▸ **WHAT YOU SHOULD DO**:
All of the listing below must be repeated word for word. Pictures are the only thing to omit.

▸ **RECORDS FOR THIS TASK**:

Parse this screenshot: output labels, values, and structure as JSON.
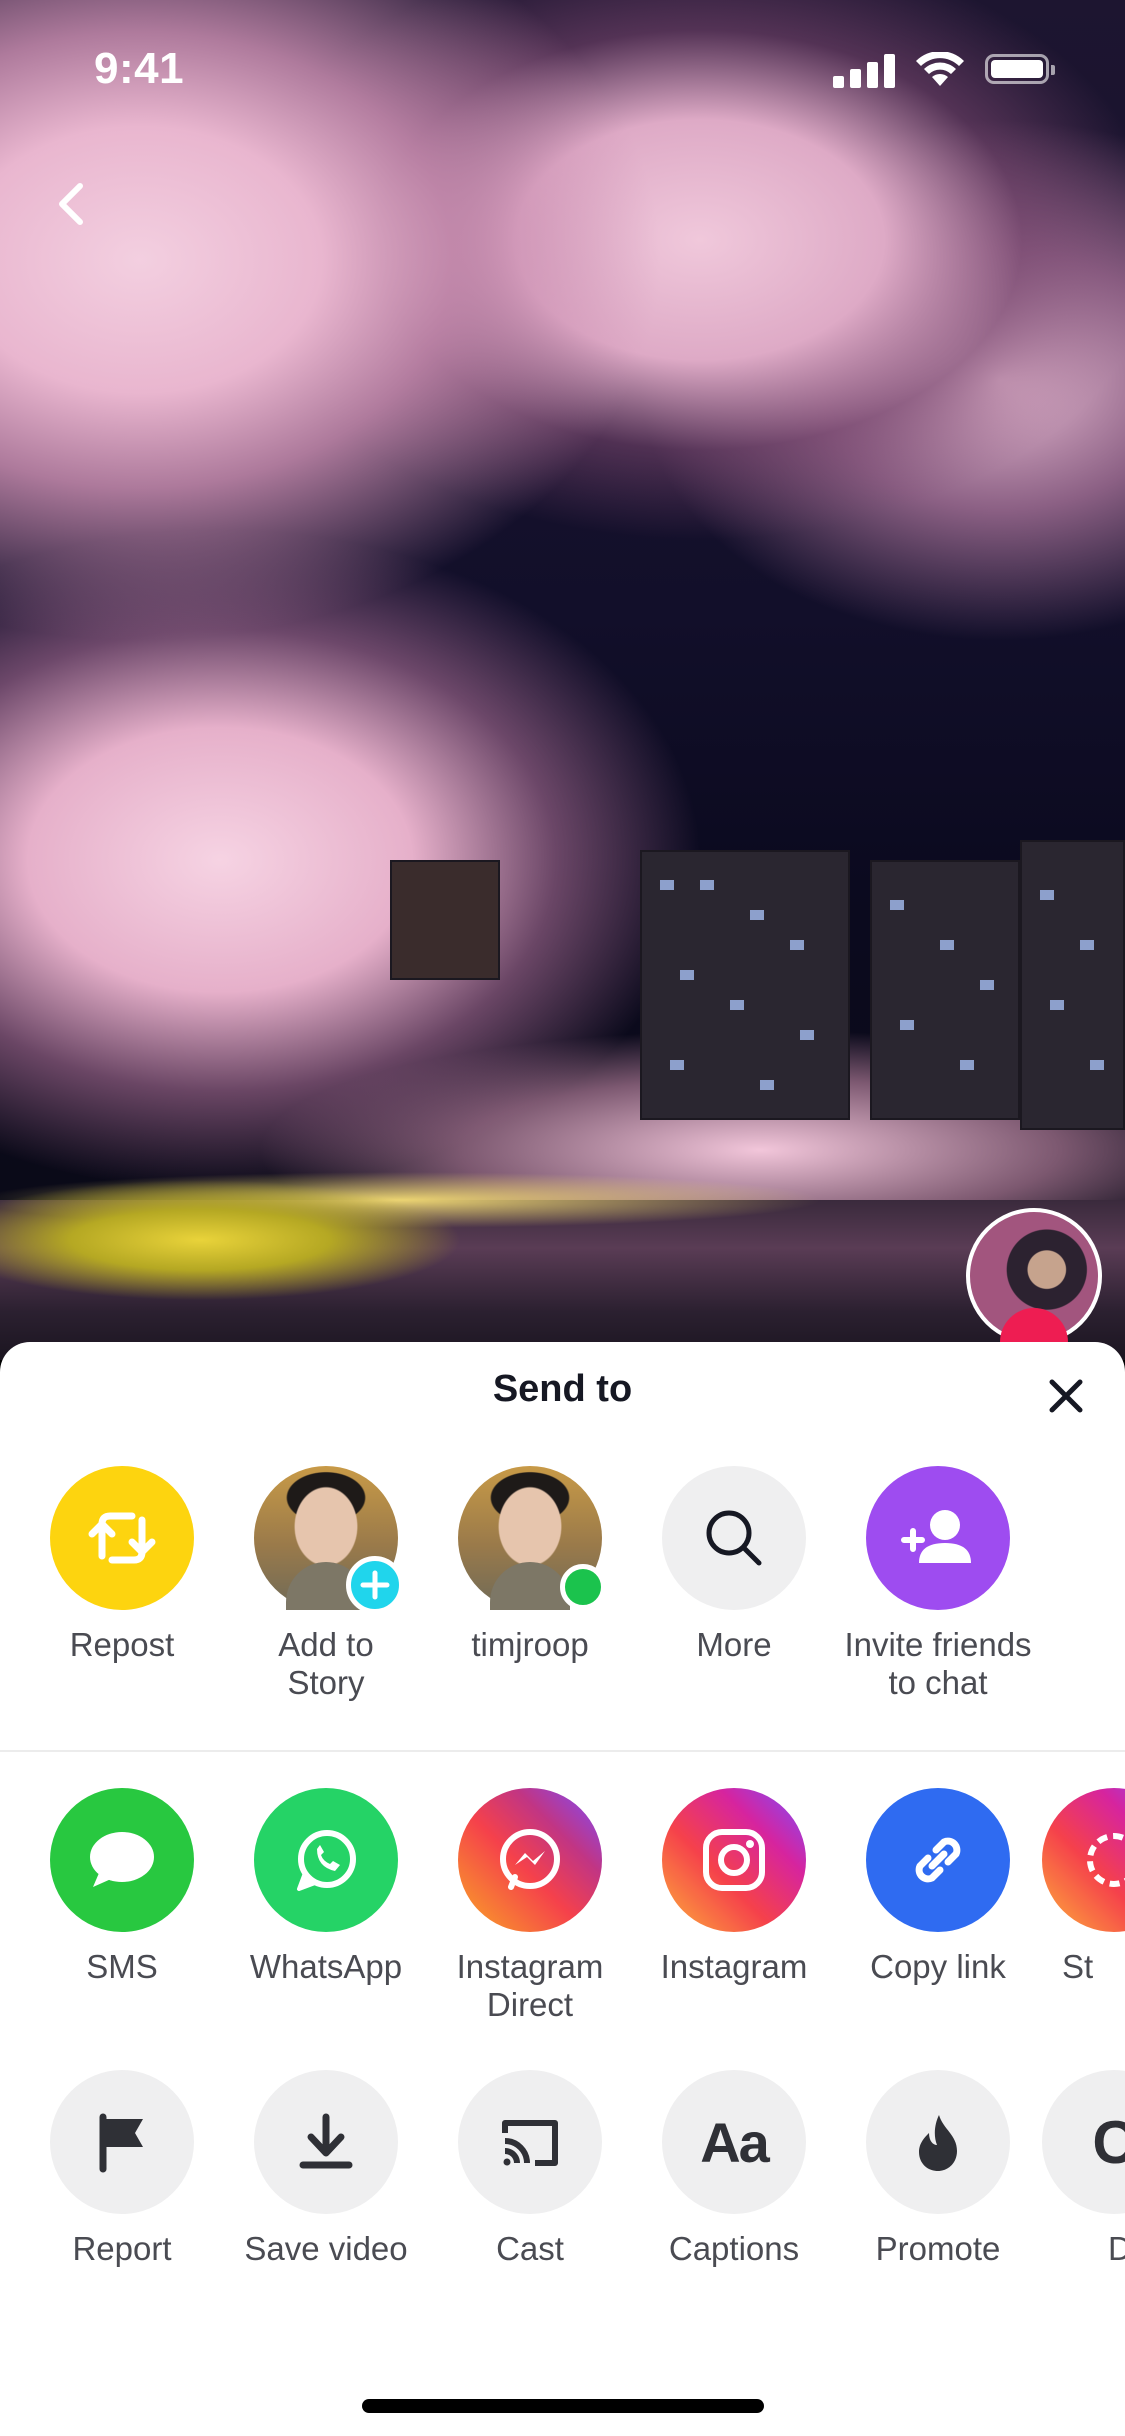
{
  "status_bar": {
    "time": "9:41"
  },
  "sheet": {
    "title": "Send to",
    "row1": [
      {
        "label": "Repost",
        "icon": "repost-icon",
        "color": "#fdd40f"
      },
      {
        "label": "Add to\nStory",
        "icon": "story-avatar"
      },
      {
        "label": "timjroop",
        "icon": "user-avatar"
      },
      {
        "label": "More",
        "icon": "search-icon"
      },
      {
        "label": "Invite friends\nto chat",
        "icon": "add-friend-icon",
        "color": "#9e4cf0"
      }
    ],
    "row2": [
      {
        "label": "SMS",
        "icon": "sms-icon",
        "color": "#28c840"
      },
      {
        "label": "WhatsApp",
        "icon": "whatsapp-icon",
        "color": "#25d366"
      },
      {
        "label": "Instagram\nDirect",
        "icon": "messenger-icon"
      },
      {
        "label": "Instagram",
        "icon": "instagram-icon"
      },
      {
        "label": "Copy link",
        "icon": "link-icon",
        "color": "#2f6bf1"
      },
      {
        "label": "St",
        "icon": "stories-icon"
      }
    ],
    "row3": [
      {
        "label": "Report",
        "icon": "flag-icon"
      },
      {
        "label": "Save video",
        "icon": "download-icon"
      },
      {
        "label": "Cast",
        "icon": "cast-icon"
      },
      {
        "label": "Captions",
        "icon": "captions-icon",
        "glyph": "Aa"
      },
      {
        "label": "Promote",
        "icon": "flame-icon"
      },
      {
        "label": "D",
        "icon": "partial-icon",
        "glyph": "C"
      }
    ]
  }
}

▸ **REPLY**:
Parse this screenshot: output labels, values, and structure as JSON.
{
  "status_bar": {
    "time": "9:41"
  },
  "sheet": {
    "title": "Send to",
    "row1": [
      {
        "label": "Repost",
        "icon": "repost-icon",
        "color": "#fdd40f"
      },
      {
        "label": "Add to\nStory",
        "icon": "story-avatar"
      },
      {
        "label": "timjroop",
        "icon": "user-avatar"
      },
      {
        "label": "More",
        "icon": "search-icon"
      },
      {
        "label": "Invite friends\nto chat",
        "icon": "add-friend-icon",
        "color": "#9e4cf0"
      }
    ],
    "row2": [
      {
        "label": "SMS",
        "icon": "sms-icon",
        "color": "#28c840"
      },
      {
        "label": "WhatsApp",
        "icon": "whatsapp-icon",
        "color": "#25d366"
      },
      {
        "label": "Instagram\nDirect",
        "icon": "messenger-icon"
      },
      {
        "label": "Instagram",
        "icon": "instagram-icon"
      },
      {
        "label": "Copy link",
        "icon": "link-icon",
        "color": "#2f6bf1"
      },
      {
        "label": "St",
        "icon": "stories-icon"
      }
    ],
    "row3": [
      {
        "label": "Report",
        "icon": "flag-icon"
      },
      {
        "label": "Save video",
        "icon": "download-icon"
      },
      {
        "label": "Cast",
        "icon": "cast-icon"
      },
      {
        "label": "Captions",
        "icon": "captions-icon",
        "glyph": "Aa"
      },
      {
        "label": "Promote",
        "icon": "flame-icon"
      },
      {
        "label": "D",
        "icon": "partial-icon",
        "glyph": "C"
      }
    ]
  }
}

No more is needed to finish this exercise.